■ **What you need to do**: Copy every line of the records below that holds the word "与上月比较无变化".

■ **Record excerpts**:
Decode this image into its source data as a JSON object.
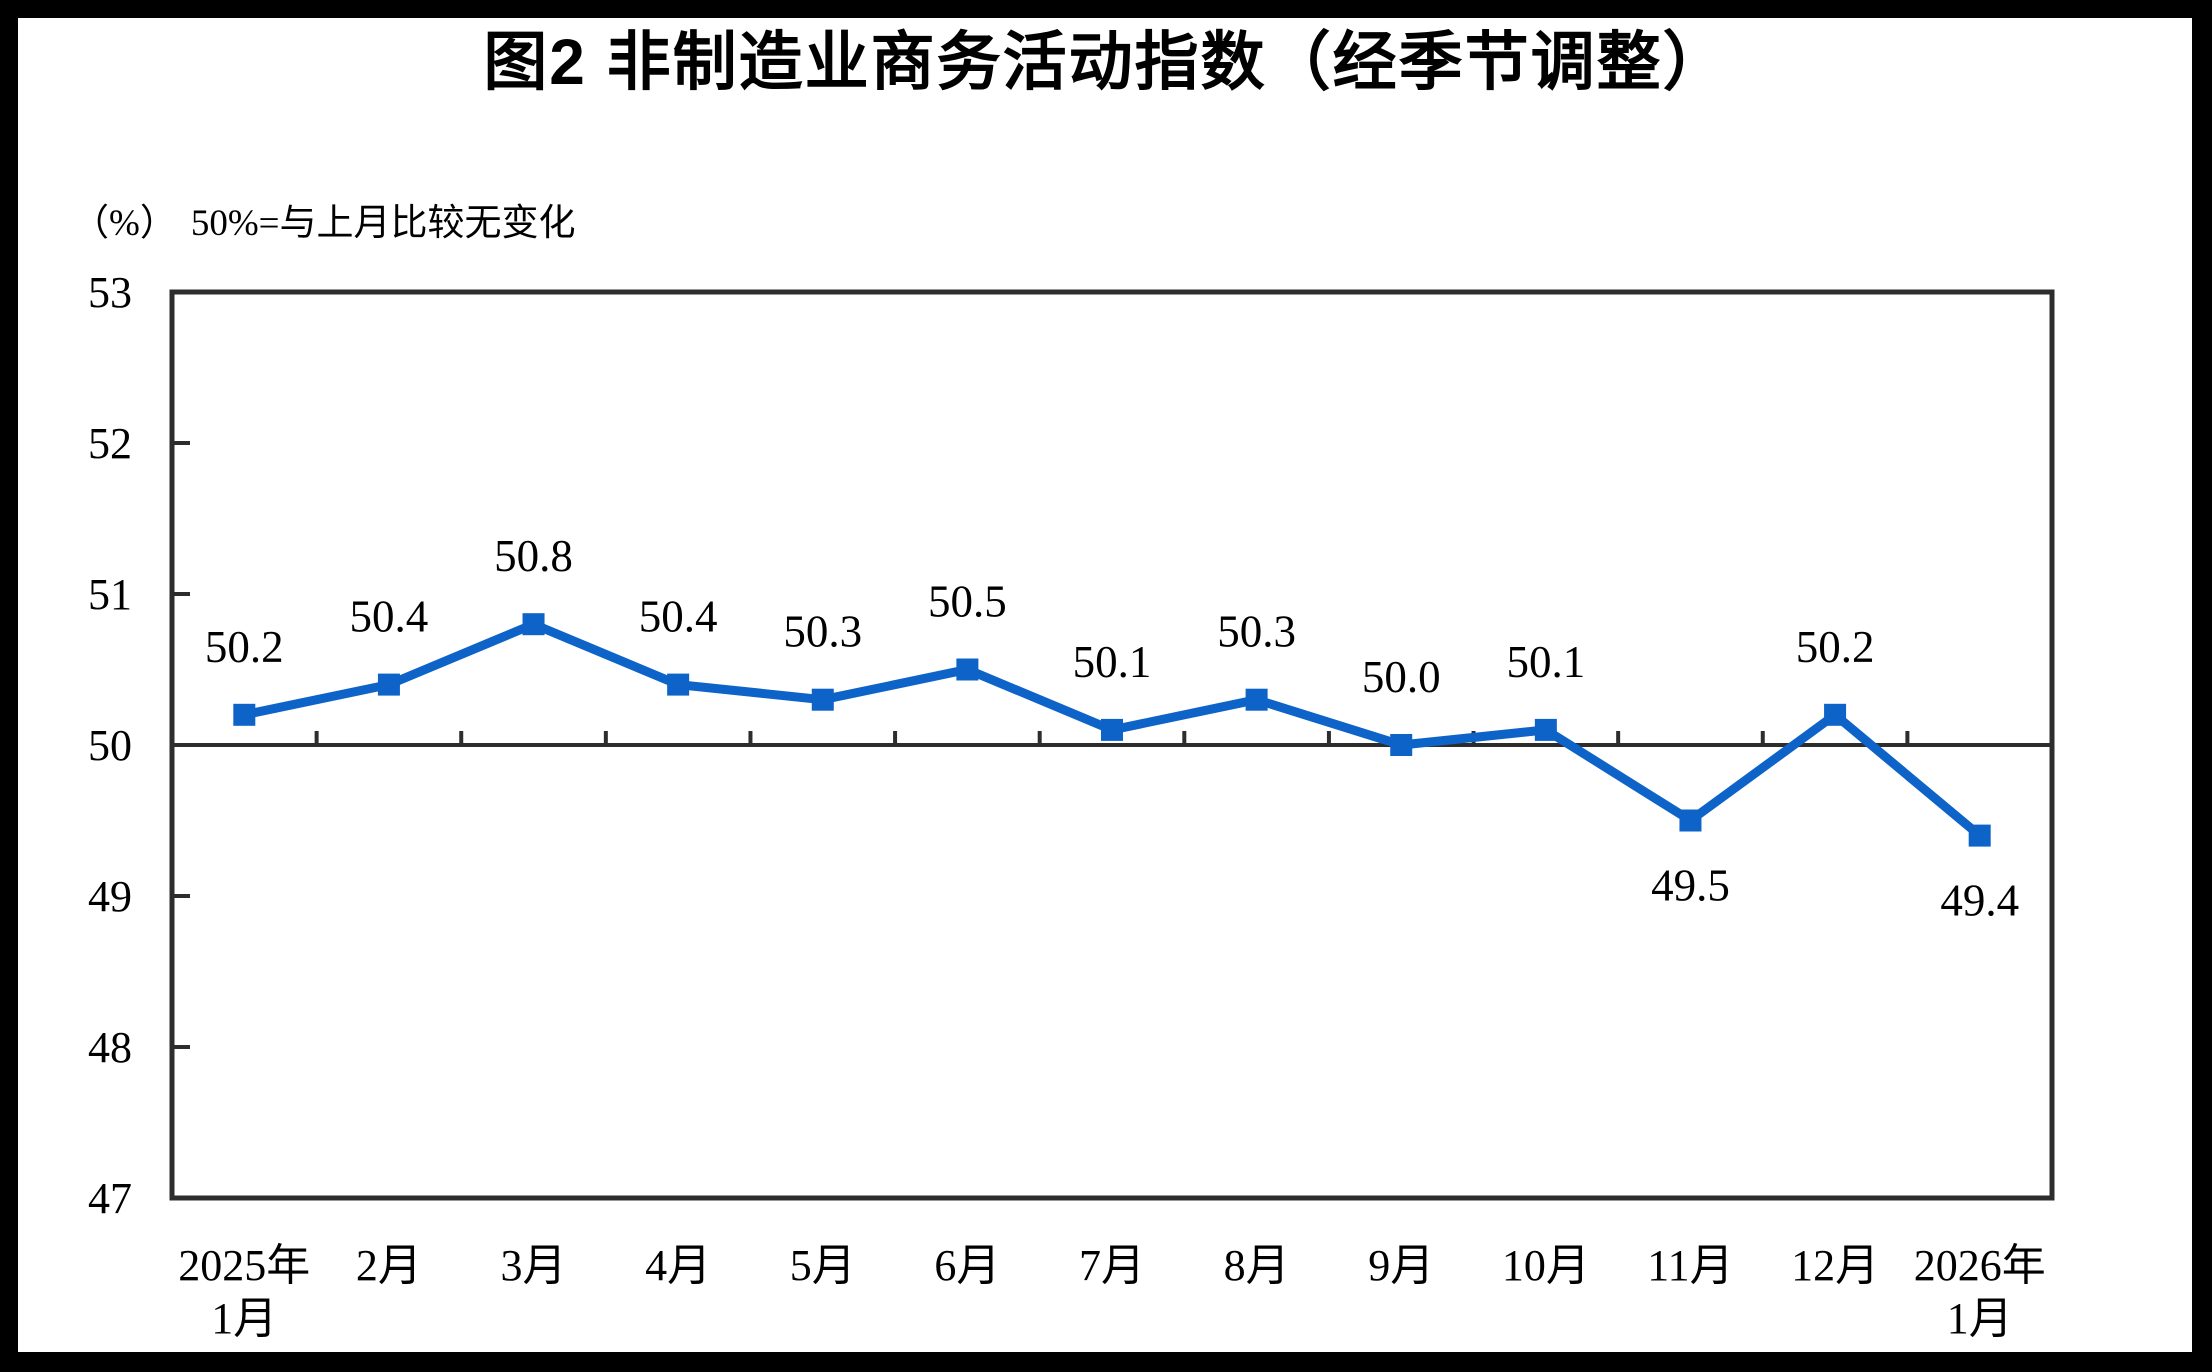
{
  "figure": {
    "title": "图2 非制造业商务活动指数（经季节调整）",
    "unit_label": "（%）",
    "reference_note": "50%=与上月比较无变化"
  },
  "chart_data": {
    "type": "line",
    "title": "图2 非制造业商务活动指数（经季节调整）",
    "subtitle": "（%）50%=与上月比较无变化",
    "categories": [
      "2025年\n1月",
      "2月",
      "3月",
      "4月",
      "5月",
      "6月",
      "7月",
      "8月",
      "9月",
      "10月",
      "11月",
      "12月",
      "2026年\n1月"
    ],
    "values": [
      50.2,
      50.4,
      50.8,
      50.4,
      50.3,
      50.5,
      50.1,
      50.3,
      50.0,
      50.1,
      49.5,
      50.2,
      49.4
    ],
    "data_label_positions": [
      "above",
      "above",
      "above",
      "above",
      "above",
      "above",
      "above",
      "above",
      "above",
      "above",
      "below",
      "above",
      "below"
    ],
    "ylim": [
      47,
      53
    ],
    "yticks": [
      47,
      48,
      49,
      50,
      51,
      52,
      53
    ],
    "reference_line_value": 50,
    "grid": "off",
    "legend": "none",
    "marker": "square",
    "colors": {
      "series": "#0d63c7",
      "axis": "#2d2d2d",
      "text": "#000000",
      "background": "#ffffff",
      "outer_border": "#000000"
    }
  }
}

■ **Written solution**:
    "reference_note": "50%=与上月比较无变化"
    "subtitle": "（%）50%=与上月比较无变化",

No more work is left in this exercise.